Give, as a bare number, the count of lines that contain the word "сигналов".

----------

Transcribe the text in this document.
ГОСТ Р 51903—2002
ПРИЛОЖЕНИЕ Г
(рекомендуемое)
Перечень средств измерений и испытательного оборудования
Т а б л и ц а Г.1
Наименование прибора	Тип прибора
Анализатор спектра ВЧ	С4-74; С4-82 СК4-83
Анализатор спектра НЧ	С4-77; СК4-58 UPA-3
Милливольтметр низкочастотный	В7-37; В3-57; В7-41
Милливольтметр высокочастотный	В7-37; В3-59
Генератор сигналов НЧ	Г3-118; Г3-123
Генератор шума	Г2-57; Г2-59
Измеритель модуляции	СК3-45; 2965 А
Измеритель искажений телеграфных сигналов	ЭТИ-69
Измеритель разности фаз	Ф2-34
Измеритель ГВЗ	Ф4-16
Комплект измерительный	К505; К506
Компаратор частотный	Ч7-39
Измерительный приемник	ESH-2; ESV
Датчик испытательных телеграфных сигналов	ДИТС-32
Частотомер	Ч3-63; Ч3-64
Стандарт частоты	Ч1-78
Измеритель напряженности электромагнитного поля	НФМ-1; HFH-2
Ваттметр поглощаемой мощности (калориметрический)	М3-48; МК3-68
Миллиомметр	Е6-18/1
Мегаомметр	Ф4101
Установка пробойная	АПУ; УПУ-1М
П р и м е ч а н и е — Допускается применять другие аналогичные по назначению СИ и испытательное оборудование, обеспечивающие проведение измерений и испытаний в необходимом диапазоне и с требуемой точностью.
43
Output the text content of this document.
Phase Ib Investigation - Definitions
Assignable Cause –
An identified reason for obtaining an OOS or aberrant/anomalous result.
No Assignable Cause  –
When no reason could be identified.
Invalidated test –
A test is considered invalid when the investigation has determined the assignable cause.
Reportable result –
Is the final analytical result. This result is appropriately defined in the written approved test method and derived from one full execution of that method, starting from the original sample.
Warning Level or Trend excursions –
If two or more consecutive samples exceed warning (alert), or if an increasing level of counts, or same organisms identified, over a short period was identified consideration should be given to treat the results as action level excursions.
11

----------

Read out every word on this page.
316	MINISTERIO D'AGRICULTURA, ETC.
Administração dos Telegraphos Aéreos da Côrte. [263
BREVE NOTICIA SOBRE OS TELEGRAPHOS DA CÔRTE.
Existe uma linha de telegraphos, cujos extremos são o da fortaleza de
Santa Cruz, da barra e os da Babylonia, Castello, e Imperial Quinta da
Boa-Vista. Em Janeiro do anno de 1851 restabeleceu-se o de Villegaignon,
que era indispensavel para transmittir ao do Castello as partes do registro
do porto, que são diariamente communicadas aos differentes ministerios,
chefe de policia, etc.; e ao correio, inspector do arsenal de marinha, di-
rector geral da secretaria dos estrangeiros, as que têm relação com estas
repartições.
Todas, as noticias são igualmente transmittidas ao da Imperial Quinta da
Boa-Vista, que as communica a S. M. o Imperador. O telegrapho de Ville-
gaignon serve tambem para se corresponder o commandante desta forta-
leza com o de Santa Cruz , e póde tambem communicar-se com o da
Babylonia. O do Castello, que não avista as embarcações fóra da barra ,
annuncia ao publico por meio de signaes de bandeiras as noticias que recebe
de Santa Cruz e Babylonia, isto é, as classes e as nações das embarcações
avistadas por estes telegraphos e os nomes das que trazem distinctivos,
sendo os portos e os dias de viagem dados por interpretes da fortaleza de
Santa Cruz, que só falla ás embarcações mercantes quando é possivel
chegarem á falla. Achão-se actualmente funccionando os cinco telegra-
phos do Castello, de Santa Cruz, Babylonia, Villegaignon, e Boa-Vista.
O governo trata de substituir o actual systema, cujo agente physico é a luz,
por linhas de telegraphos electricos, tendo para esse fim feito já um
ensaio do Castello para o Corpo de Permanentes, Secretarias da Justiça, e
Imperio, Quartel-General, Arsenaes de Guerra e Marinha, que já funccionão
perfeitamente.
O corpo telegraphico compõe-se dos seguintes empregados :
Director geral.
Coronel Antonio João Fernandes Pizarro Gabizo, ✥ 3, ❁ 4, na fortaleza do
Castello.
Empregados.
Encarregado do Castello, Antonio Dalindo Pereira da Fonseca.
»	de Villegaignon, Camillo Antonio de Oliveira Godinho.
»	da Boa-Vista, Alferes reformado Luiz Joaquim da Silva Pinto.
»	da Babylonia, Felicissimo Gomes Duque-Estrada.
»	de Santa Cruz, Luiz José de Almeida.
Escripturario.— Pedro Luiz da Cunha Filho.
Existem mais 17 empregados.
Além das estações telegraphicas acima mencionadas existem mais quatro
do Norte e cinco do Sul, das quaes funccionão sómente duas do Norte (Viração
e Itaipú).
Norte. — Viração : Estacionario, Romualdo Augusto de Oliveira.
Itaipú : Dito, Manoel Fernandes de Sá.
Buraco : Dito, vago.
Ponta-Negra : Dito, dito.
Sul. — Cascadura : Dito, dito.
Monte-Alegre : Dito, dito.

----------

### Reply to the exercise
3